● Aim
Write out the whole listing word for word.

● Information given

— start —

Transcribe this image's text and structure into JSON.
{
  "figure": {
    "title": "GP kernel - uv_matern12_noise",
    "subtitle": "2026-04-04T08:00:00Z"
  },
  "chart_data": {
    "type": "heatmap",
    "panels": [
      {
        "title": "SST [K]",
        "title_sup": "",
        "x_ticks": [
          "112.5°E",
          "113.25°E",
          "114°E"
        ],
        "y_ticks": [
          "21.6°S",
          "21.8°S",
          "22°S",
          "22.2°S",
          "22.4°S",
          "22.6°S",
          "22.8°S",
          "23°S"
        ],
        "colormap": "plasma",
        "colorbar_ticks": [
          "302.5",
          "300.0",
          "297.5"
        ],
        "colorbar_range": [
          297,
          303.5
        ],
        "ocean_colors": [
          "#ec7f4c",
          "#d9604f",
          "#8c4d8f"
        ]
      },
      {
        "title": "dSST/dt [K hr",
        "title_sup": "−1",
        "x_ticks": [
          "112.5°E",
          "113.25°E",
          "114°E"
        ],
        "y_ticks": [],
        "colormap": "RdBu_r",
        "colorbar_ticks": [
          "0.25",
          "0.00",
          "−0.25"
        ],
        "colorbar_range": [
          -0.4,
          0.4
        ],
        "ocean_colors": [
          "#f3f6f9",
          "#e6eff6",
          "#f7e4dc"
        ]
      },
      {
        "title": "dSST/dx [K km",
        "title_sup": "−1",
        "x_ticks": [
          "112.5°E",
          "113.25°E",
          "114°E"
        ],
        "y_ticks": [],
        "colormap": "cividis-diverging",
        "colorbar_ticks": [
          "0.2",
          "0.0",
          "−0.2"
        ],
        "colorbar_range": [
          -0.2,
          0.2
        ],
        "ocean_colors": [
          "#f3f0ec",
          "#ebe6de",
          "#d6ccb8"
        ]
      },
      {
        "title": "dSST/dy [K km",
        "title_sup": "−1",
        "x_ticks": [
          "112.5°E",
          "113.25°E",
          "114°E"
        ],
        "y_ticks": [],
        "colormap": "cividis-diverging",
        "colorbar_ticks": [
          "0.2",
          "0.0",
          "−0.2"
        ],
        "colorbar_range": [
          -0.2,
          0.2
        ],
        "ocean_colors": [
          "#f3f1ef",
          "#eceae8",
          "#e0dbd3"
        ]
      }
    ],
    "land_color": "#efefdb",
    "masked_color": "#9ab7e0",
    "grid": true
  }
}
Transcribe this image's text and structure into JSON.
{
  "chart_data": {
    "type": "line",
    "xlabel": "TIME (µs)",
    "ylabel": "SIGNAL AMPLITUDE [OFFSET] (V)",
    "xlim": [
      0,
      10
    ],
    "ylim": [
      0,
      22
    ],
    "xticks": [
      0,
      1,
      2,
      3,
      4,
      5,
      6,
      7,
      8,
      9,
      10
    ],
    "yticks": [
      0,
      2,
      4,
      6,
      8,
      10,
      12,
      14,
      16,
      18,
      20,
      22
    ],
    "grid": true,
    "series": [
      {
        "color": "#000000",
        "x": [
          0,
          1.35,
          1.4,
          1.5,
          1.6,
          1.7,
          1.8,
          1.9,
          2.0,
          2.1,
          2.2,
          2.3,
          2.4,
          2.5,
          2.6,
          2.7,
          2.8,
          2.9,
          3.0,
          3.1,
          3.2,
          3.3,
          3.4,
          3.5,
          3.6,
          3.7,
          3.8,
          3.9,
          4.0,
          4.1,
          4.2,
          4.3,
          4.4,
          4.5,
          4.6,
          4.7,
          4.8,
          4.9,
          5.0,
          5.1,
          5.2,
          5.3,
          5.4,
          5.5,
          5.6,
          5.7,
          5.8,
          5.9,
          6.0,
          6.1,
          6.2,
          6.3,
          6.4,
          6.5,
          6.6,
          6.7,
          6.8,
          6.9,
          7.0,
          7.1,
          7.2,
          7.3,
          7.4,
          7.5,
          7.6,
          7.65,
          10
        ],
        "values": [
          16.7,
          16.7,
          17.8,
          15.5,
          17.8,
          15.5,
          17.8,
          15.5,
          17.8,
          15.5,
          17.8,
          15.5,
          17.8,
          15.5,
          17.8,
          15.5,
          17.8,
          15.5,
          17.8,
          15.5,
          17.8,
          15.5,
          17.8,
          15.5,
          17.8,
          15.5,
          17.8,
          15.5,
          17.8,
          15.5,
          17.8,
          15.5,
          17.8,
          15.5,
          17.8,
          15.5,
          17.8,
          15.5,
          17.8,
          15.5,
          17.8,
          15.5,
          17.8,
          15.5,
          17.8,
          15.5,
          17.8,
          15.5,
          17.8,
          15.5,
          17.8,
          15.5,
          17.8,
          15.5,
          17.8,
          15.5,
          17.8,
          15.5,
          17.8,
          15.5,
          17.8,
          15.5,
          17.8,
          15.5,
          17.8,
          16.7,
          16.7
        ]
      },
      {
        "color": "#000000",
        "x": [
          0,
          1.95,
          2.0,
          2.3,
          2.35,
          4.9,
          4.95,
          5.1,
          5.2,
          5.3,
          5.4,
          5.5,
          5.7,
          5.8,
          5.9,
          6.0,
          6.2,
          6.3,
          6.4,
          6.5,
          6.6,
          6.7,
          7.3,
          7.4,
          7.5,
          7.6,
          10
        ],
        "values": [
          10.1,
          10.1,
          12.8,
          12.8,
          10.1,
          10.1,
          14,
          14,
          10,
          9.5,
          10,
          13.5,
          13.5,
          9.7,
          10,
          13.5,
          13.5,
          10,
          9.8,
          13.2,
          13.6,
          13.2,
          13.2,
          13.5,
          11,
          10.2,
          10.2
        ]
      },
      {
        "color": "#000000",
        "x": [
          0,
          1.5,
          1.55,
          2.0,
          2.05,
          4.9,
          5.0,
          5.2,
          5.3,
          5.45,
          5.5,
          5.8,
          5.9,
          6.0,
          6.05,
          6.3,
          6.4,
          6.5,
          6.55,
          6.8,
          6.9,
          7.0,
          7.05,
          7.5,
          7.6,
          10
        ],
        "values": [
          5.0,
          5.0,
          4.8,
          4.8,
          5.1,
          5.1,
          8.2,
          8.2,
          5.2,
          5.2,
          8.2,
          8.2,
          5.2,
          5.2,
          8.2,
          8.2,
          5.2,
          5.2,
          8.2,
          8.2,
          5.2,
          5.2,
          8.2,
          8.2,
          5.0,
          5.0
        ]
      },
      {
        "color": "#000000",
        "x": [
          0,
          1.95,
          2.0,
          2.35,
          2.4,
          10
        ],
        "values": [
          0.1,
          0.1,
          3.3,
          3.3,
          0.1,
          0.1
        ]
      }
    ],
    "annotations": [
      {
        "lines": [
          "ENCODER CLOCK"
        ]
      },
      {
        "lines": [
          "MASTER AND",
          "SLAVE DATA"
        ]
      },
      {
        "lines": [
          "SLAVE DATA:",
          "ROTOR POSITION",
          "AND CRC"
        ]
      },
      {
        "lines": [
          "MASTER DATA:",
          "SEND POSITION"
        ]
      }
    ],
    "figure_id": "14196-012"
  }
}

— end —

● Result below
Transcribe this image's text and structure into JSON.
{
  "figure": {
    "title": "GP kernel - uv_matern12_noise",
    "subtitle": "2026-04-04T08:00:00Z"
  },
  "chart_data": {
    "type": "heatmap",
    "panels": [
      {
        "title": "SST [K]",
        "title_sup": "",
        "x_ticks": [
          "112.5°E",
          "113.25°E",
          "114°E"
        ],
        "y_ticks": [
          "21.6°S",
          "21.8°S",
          "22°S",
          "22.2°S",
          "22.4°S",
          "22.6°S",
          "22.8°S",
          "23°S"
        ],
        "colormap": "plasma",
        "colorbar_ticks": [
          "302.5",
          "300.0",
          "297.5"
        ],
        "colorbar_range": [
          297,
          303.5
        ],
        "ocean_colors": [
          "#ec7f4c",
          "#d9604f",
          "#8c4d8f"
        ]
      },
      {
        "title": "dSST/dt [K hr",
        "title_sup": "−1",
        "x_ticks": [
          "112.5°E",
          "113.25°E",
          "114°E"
        ],
        "y_ticks": [],
        "colormap": "RdBu_r",
        "colorbar_ticks": [
          "0.25",
          "0.00",
          "−0.25"
        ],
        "colorbar_range": [
          -0.4,
          0.4
        ],
        "ocean_colors": [
          "#f3f6f9",
          "#e6eff6",
          "#f7e4dc"
        ]
      },
      {
        "title": "dSST/dx [K km",
        "title_sup": "−1",
        "x_ticks": [
          "112.5°E",
          "113.25°E",
          "114°E"
        ],
        "y_ticks": [],
        "colormap": "cividis-diverging",
        "colorbar_ticks": [
          "0.2",
          "0.0",
          "−0.2"
        ],
        "colorbar_range": [
          -0.2,
          0.2
        ],
        "ocean_colors": [
          "#f3f0ec",
          "#ebe6de",
          "#d6ccb8"
        ]
      },
      {
        "title": "dSST/dy [K km",
        "title_sup": "−1",
        "x_ticks": [
          "112.5°E",
          "113.25°E",
          "114°E"
        ],
        "y_ticks": [],
        "colormap": "cividis-diverging",
        "colorbar_ticks": [
          "0.2",
          "0.0",
          "−0.2"
        ],
        "colorbar_range": [
          -0.2,
          0.2
        ],
        "ocean_colors": [
          "#f3f1ef",
          "#eceae8",
          "#e0dbd3"
        ]
      }
    ],
    "land_color": "#efefdb",
    "masked_color": "#9ab7e0",
    "grid": true
  }
}
Transcribe this image's text and structure into JSON.
{
  "chart_data": {
    "type": "line",
    "xlabel": "TIME (µs)",
    "ylabel": "SIGNAL AMPLITUDE [OFFSET] (V)",
    "xlim": [
      0,
      10
    ],
    "ylim": [
      0,
      22
    ],
    "xticks": [
      0,
      1,
      2,
      3,
      4,
      5,
      6,
      7,
      8,
      9,
      10
    ],
    "yticks": [
      0,
      2,
      4,
      6,
      8,
      10,
      12,
      14,
      16,
      18,
      20,
      22
    ],
    "grid": true,
    "series": [
      {
        "color": "#000000",
        "x": [
          0,
          1.35,
          1.4,
          1.5,
          1.6,
          1.7,
          1.8,
          1.9,
          2.0,
          2.1,
          2.2,
          2.3,
          2.4,
          2.5,
          2.6,
          2.7,
          2.8,
          2.9,
          3.0,
          3.1,
          3.2,
          3.3,
          3.4,
          3.5,
          3.6,
          3.7,
          3.8,
          3.9,
          4.0,
          4.1,
          4.2,
          4.3,
          4.4,
          4.5,
          4.6,
          4.7,
          4.8,
          4.9,
          5.0,
          5.1,
          5.2,
          5.3,
          5.4,
          5.5,
          5.6,
          5.7,
          5.8,
          5.9,
          6.0,
          6.1,
          6.2,
          6.3,
          6.4,
          6.5,
          6.6,
          6.7,
          6.8,
          6.9,
          7.0,
          7.1,
          7.2,
          7.3,
          7.4,
          7.5,
          7.6,
          7.65,
          10
        ],
        "values": [
          16.7,
          16.7,
          17.8,
          15.5,
          17.8,
          15.5,
          17.8,
          15.5,
          17.8,
          15.5,
          17.8,
          15.5,
          17.8,
          15.5,
          17.8,
          15.5,
          17.8,
          15.5,
          17.8,
          15.5,
          17.8,
          15.5,
          17.8,
          15.5,
          17.8,
          15.5,
          17.8,
          15.5,
          17.8,
          15.5,
          17.8,
          15.5,
          17.8,
          15.5,
          17.8,
          15.5,
          17.8,
          15.5,
          17.8,
          15.5,
          17.8,
          15.5,
          17.8,
          15.5,
          17.8,
          15.5,
          17.8,
          15.5,
          17.8,
          15.5,
          17.8,
          15.5,
          17.8,
          15.5,
          17.8,
          15.5,
          17.8,
          15.5,
          17.8,
          15.5,
          17.8,
          15.5,
          17.8,
          15.5,
          17.8,
          16.7,
          16.7
        ]
      },
      {
        "color": "#000000",
        "x": [
          0,
          1.95,
          2.0,
          2.3,
          2.35,
          4.9,
          4.95,
          5.1,
          5.2,
          5.3,
          5.4,
          5.5,
          5.7,
          5.8,
          5.9,
          6.0,
          6.2,
          6.3,
          6.4,
          6.5,
          6.6,
          6.7,
          7.3,
          7.4,
          7.5,
          7.6,
          10
        ],
        "values": [
          10.1,
          10.1,
          12.8,
          12.8,
          10.1,
          10.1,
          14,
          14,
          10,
          9.5,
          10,
          13.5,
          13.5,
          9.7,
          10,
          13.5,
          13.5,
          10,
          9.8,
          13.2,
          13.6,
          13.2,
          13.2,
          13.5,
          11,
          10.2,
          10.2
        ]
      },
      {
        "color": "#000000",
        "x": [
          0,
          1.5,
          1.55,
          2.0,
          2.05,
          4.9,
          5.0,
          5.2,
          5.3,
          5.45,
          5.5,
          5.8,
          5.9,
          6.0,
          6.05,
          6.3,
          6.4,
          6.5,
          6.55,
          6.8,
          6.9,
          7.0,
          7.05,
          7.5,
          7.6,
          10
        ],
        "values": [
          5.0,
          5.0,
          4.8,
          4.8,
          5.1,
          5.1,
          8.2,
          8.2,
          5.2,
          5.2,
          8.2,
          8.2,
          5.2,
          5.2,
          8.2,
          8.2,
          5.2,
          5.2,
          8.2,
          8.2,
          5.2,
          5.2,
          8.2,
          8.2,
          5.0,
          5.0
        ]
      },
      {
        "color": "#000000",
        "x": [
          0,
          1.95,
          2.0,
          2.35,
          2.4,
          10
        ],
        "values": [
          0.1,
          0.1,
          3.3,
          3.3,
          0.1,
          0.1
        ]
      }
    ],
    "annotations": [
      {
        "lines": [
          "ENCODER CLOCK"
        ]
      },
      {
        "lines": [
          "MASTER AND",
          "SLAVE DATA"
        ]
      },
      {
        "lines": [
          "SLAVE DATA:",
          "ROTOR POSITION",
          "AND CRC"
        ]
      },
      {
        "lines": [
          "MASTER DATA:",
          "SEND POSITION"
        ]
      }
    ],
    "figure_id": "14196-012"
  }
}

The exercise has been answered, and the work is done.